(Stored items from a collection)

====

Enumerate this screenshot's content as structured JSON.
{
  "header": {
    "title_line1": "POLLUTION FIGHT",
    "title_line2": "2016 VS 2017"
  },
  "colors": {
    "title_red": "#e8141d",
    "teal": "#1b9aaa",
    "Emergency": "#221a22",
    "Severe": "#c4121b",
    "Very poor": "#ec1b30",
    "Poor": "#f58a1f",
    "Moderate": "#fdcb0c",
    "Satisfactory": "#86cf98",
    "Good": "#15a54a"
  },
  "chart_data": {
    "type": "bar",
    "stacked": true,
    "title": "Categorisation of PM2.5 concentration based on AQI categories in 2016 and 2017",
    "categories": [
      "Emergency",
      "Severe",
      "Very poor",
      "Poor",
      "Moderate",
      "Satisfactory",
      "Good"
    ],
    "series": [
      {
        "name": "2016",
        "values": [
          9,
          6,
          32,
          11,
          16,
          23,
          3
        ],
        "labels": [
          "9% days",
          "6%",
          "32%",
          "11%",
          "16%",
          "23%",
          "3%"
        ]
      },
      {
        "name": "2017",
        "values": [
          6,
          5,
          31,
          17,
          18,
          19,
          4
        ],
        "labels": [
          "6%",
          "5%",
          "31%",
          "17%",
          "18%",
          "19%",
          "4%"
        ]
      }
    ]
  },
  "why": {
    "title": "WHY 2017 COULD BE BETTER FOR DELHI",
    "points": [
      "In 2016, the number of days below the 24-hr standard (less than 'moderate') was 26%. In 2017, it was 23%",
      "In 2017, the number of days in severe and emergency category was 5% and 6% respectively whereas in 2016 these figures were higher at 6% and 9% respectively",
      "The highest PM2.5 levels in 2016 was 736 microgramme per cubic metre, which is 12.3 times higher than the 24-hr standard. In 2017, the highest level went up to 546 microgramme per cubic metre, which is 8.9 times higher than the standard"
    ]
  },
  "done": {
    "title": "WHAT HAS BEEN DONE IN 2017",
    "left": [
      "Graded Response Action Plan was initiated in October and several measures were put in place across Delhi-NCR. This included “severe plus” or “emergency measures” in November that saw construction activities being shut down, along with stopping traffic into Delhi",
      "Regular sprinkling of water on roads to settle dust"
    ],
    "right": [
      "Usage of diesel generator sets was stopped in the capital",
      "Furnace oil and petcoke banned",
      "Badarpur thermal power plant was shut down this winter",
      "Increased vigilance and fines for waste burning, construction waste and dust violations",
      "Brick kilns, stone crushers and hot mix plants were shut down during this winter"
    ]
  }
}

====

Aim
Identify the lines that hold the word "number". Copy every one of them.

Exercise output
      "In 2016, the number of days below the 24-hr standard (less than 'moderate') was 26%. In 2017, it was 23%",
      "In 2017, the number of days in severe and emergency category was 5% and 6% respectively whereas in 2016 these figures were higher at 6% and 9% respectively",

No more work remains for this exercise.